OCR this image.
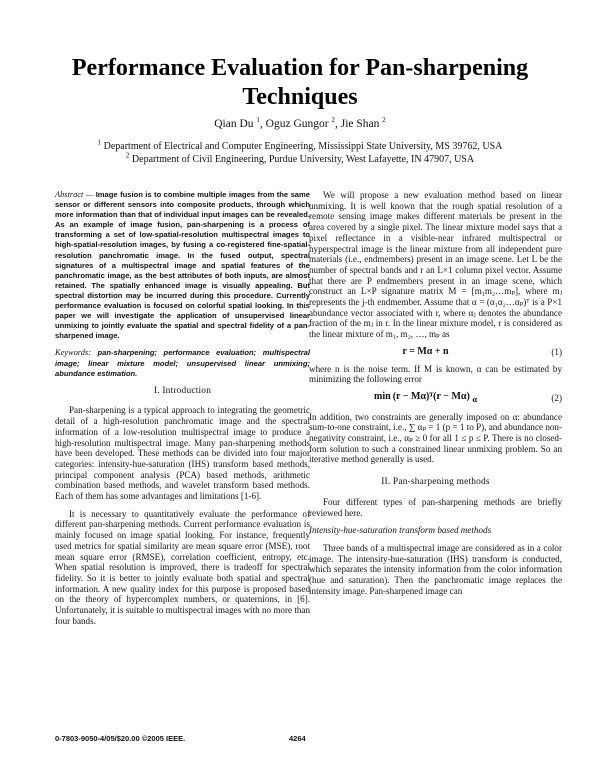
Performance Evaluation for Pan-sharpening
Techniques
Qian Du $^1$, Oguz Gungor $^2$, Jie Shan $^2$
$^1$ Department of Electrical and Computer Engineering, Mississippi State University, MS 39762, USA
$^2$ Department of Civil Engineering, Purdue University, West Lafayette, IN 47907, USA

Abstract — Image fusion is to combine multiple images from the same sensor or different sensors into composite products, through which more information than that of individual input images can be revealed. As an example of image fusion, pan-sharpening is a process of transforming a set of low-spatial-resolution multispectral images to high-spatial-resolution images, by fusing a co-registered fine-spatial-resolution panchromatic image. In the fused output, spectral signatures of a multispectral image and spatial features of the panchromatic image, as the best attributes of both inputs, are almost retained. The spatially enhanced image is visually appealing. But spectral distortion may be incurred during this procedure. Currently performance evaluation is focused on colorful spatial looking. In this paper we will investigate the application of unsupervised linear unmixing to jointly evaluate the spatial and spectral fidelity of a pan-sharpened image.

Keywords: pan-sharpening; performance evaluation; multispectral image; linear mixture model; unsupervised linear unmixing; abundance estimation.

I. Introduction

Pan-sharpening is a typical approach to integrating the geometric detail of a high-resolution panchromatic image and the spectral information of a low-resolution multispectral image to produce a high-resolution multispectral image. Many pan-sharpening methods have been developed. These methods can be divided into four major categories: intensity-hue-saturation (IHS) transform based methods, principal component analysis (PCA) based methods, arithmetic combination based methods, and wavelet transform based methods. Each of them has some advantages and limitations [1-6].

It is necessary to quantitatively evaluate the performance of different pan-sharpening methods. Current performance evaluation is mainly focused on image spatial looking. For instance, frequently used metrics for spatial similarity are mean square error (MSE), root mean square error (RMSE), correlation coefficient, entropy, etc. When spatial resolution is improved, there is tradeoff for spectral fidelity. So it is better to jointly evaluate both spatial and spectral information. A new quality index for this purpose is proposed based on the theory of hypercomplex numbers, or quaternions, in [6]. Unfortunately, it is suitable to multispectral images with no more than four bands.

We will propose a new evaluation method based on linear unmixing. It is well known that the rough spatial resolution of a remote sensing image makes different materials be present in the area covered by a single pixel. The linear mixture model says that a pixel reflectance in a visible-near infrared multispectral or hyperspectral image is the linear mixture from all independent pure materials (i.e., endmembers) present in an image scene. Let L be the number of spectral bands and r an L×1 column pixel vector. Assume that there are P endmembers present in an image scene, which construct an L×P signature matrix M = [m₁m₂…mₚ], where mⱼ represents the j-th endmember. Assume that α = (α₁α₂…αₚ)ᵀ is a P×1 abundance vector associated with r, where αⱼ denotes the abundance fraction of the mⱼ in r. In the linear mixture model, r is considered as the linear mixture of m₁, m₂, …, mₚ as

r = Mα + n	(1)

where n is the noise term. If M is known, α can be estimated by minimizing the following error

min (r − Mα)ᵀ(r − Mα) $_\alpha$	(2)

In addition, two constraints are generally imposed on α: abundance sum-to-one constraint, i.e., ∑ αₚ = 1 (p = 1 to P), and abundance non-negativity constraint, i.e., αₚ ≥ 0 for all 1 ≤ p ≤ P. There is no closed-form solution to such a constrained linear unmixing problem. So an iterative method generally is used.

II. Pan-sharpening methods

Four different types of pan-sharpening methods are briefly reviewed here.

Intensity-hue-saturation transform based methods

Three bands of a multispectral image are considered as in a color image. The intensity-hue-saturation (IHS) transform is conducted, which separates the intensity information from the color information (hue and saturation). Then the panchromatic image replaces the intensity image. Pan-sharpened image can

0-7803-9050-4/05/$20.00 ©2005 IEEE.	4264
============================================================
(Exercise)
All of the data needs repeating exactly, but the pictures do not.

(Exercise answer)
OCR this image.
Performance Evaluation for Pan-sharpening
Techniques
Qian Du $^1$, Oguz Gungor $^2$, Jie Shan $^2$
$^1$ Department of Electrical and Computer Engineering, Mississippi State University, MS 39762, USA
$^2$ Department of Civil Engineering, Purdue University, West Lafayette, IN 47907, USA

Abstract — Image fusion is to combine multiple images from the same sensor or different sensors into composite products, through which more information than that of individual input images can be revealed. As an example of image fusion, pan-sharpening is a process of transforming a set of low-spatial-resolution multispectral images to high-spatial-resolution images, by fusing a co-registered fine-spatial-resolution panchromatic image. In the fused output, spectral signatures of a multispectral image and spatial features of the panchromatic image, as the best attributes of both inputs, are almost retained. The spatially enhanced image is visually appealing. But spectral distortion may be incurred during this procedure. Currently performance evaluation is focused on colorful spatial looking. In this paper we will investigate the application of unsupervised linear unmixing to jointly evaluate the spatial and spectral fidelity of a pan-sharpened image.

Keywords: pan-sharpening; performance evaluation; multispectral image; linear mixture model; unsupervised linear unmixing; abundance estimation.

I. Introduction

Pan-sharpening is a typical approach to integrating the geometric detail of a high-resolution panchromatic image and the spectral information of a low-resolution multispectral image to produce a high-resolution multispectral image. Many pan-sharpening methods have been developed. These methods can be divided into four major categories: intensity-hue-saturation (IHS) transform based methods, principal component analysis (PCA) based methods, arithmetic combination based methods, and wavelet transform based methods. Each of them has some advantages and limitations [1-6].

It is necessary to quantitatively evaluate the performance of different pan-sharpening methods. Current performance evaluation is mainly focused on image spatial looking. For instance, frequently used metrics for spatial similarity are mean square error (MSE), root mean square error (RMSE), correlation coefficient, entropy, etc. When spatial resolution is improved, there is tradeoff for spectral fidelity. So it is better to jointly evaluate both spatial and spectral information. A new quality index for this purpose is proposed based on the theory of hypercomplex numbers, or quaternions, in [6]. Unfortunately, it is suitable to multispectral images with no more than four bands.

We will propose a new evaluation method based on linear unmixing. It is well known that the rough spatial resolution of a remote sensing image makes different materials be present in the area covered by a single pixel. The linear mixture model says that a pixel reflectance in a visible-near infrared multispectral or hyperspectral image is the linear mixture from all independent pure materials (i.e., endmembers) present in an image scene. Let L be the number of spectral bands and r an L×1 column pixel vector. Assume that there are P endmembers present in an image scene, which construct an L×P signature matrix M = [m₁m₂…mₚ], where mⱼ represents the j-th endmember. Assume that α = (α₁α₂…αₚ)ᵀ is a P×1 abundance vector associated with r, where αⱼ denotes the abundance fraction of the mⱼ in r. In the linear mixture model, r is considered as the linear mixture of m₁, m₂, …, mₚ as

r = Mα + n	(1)

where n is the noise term. If M is known, α can be estimated by minimizing the following error

min (r − Mα)ᵀ(r − Mα) $_\alpha$	(2)

In addition, two constraints are generally imposed on α: abundance sum-to-one constraint, i.e., ∑ αₚ = 1 (p = 1 to P), and abundance non-negativity constraint, i.e., αₚ ≥ 0 for all 1 ≤ p ≤ P. There is no closed-form solution to such a constrained linear unmixing problem. So an iterative method generally is used.

II. Pan-sharpening methods

Four different types of pan-sharpening methods are briefly reviewed here.

Intensity-hue-saturation transform based methods

Three bands of a multispectral image are considered as in a color image. The intensity-hue-saturation (IHS) transform is conducted, which separates the intensity information from the color information (hue and saturation). Then the panchromatic image replaces the intensity image. Pan-sharpened image can

0-7803-9050-4/05/$20.00 ©2005 IEEE.	4264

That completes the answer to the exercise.